### SHORT EXERCISE
Report how many lines in the listing below include the word "علاش". Write nothing besides the number.

### MATERIAL FOR THIS EXERCISE
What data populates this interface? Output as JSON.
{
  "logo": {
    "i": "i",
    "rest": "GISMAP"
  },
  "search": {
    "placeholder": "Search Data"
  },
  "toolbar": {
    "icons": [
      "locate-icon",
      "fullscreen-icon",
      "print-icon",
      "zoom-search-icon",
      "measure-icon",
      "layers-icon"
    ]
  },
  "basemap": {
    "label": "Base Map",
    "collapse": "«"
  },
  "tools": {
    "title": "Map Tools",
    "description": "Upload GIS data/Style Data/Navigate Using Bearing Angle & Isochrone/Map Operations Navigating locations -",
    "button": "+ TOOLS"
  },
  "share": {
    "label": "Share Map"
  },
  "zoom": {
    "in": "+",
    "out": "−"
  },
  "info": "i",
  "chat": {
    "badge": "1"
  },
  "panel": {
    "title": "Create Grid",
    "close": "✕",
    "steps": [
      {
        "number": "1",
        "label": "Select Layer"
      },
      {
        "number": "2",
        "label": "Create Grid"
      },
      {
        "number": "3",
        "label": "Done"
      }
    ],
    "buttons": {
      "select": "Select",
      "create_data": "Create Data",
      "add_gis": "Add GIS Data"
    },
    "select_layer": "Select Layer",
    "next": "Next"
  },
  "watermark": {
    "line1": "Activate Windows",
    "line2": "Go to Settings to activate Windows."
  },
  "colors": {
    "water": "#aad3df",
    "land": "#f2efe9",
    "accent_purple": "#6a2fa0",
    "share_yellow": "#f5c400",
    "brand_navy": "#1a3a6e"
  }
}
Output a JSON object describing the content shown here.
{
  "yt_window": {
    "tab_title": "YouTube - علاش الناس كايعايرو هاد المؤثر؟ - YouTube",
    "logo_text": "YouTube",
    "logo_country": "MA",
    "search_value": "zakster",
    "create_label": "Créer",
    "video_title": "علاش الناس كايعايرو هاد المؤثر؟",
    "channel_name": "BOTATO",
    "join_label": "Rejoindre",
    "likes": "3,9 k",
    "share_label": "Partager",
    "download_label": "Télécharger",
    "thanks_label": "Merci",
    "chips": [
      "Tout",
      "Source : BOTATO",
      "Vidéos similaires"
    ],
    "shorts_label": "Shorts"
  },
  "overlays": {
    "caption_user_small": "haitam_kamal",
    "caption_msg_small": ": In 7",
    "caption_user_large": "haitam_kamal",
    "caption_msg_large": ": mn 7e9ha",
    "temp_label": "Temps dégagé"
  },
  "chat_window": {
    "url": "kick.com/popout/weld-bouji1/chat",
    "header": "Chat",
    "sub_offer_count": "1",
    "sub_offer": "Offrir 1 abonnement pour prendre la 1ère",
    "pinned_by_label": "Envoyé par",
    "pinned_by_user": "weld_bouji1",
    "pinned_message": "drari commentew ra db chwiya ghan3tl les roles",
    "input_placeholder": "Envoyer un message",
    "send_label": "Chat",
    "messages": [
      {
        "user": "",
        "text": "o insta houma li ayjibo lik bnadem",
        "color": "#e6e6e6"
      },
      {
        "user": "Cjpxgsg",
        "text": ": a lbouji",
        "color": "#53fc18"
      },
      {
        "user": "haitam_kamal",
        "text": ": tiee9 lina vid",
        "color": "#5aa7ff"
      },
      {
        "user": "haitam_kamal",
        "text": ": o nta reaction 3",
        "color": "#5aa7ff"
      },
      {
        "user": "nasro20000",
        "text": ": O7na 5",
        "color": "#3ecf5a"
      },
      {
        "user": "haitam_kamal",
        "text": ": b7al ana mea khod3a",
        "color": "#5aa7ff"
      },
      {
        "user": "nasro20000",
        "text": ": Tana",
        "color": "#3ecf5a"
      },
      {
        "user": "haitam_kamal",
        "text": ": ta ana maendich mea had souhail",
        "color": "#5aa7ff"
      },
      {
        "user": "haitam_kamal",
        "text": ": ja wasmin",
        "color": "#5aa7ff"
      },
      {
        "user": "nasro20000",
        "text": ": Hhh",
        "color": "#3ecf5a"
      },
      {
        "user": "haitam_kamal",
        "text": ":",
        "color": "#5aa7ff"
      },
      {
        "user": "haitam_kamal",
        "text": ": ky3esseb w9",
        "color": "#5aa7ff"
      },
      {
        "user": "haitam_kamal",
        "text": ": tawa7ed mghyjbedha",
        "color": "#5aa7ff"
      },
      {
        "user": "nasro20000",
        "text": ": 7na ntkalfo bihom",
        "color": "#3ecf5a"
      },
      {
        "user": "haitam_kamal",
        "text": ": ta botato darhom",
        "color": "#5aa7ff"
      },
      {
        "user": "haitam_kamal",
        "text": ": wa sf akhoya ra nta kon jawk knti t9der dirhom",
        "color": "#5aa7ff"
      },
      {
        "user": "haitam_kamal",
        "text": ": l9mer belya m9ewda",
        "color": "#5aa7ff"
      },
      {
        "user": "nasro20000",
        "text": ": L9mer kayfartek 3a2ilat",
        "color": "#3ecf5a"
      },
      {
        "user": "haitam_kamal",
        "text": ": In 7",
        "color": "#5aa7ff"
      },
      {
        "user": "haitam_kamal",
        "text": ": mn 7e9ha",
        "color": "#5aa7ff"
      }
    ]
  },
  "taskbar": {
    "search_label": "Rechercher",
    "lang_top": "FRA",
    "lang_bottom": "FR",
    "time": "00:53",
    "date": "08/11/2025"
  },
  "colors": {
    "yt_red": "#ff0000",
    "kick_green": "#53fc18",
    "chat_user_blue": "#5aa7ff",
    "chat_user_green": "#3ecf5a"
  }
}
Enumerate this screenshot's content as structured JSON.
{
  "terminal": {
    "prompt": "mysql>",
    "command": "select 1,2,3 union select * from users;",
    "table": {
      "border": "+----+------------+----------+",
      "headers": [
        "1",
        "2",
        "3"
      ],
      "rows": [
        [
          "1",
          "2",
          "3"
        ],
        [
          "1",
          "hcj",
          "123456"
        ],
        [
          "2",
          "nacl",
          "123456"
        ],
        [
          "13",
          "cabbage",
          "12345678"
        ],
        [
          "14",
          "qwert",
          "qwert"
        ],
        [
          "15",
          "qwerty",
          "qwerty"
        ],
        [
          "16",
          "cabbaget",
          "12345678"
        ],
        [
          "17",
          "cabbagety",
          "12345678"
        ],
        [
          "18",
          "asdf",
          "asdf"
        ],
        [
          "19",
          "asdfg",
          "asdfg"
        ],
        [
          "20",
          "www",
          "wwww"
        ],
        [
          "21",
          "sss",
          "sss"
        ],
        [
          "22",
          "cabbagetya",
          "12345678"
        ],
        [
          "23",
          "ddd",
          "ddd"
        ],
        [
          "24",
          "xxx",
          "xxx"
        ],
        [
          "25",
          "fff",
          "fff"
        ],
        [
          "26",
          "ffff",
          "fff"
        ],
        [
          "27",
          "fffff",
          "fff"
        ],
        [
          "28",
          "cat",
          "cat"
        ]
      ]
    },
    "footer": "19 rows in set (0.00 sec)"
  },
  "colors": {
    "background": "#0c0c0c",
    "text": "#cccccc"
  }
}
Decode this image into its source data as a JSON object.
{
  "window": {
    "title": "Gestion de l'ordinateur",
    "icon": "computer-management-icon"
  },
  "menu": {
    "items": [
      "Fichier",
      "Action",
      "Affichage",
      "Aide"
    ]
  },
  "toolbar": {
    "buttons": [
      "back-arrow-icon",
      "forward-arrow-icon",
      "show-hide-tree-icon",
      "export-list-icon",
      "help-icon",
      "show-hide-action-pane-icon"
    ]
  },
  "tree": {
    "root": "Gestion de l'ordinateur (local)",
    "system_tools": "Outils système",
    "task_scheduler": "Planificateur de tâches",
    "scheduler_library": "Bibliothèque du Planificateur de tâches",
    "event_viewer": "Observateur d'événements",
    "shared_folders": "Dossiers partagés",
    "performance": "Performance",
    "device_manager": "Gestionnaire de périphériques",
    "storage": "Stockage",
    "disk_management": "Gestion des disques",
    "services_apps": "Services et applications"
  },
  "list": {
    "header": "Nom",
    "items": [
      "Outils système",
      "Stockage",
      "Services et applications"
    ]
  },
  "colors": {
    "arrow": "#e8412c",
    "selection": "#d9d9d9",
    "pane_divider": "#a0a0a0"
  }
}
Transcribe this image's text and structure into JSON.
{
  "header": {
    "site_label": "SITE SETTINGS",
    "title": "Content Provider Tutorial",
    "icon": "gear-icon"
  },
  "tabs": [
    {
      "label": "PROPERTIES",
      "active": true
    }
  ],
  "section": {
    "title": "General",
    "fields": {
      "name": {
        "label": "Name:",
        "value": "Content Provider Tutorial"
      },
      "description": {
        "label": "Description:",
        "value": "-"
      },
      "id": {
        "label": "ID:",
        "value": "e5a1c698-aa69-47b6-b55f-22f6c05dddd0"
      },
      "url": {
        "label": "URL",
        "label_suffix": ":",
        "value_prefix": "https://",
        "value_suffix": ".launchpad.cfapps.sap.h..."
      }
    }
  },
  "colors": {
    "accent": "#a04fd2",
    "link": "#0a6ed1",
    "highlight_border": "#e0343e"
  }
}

### PROBLEM SOLUTION
2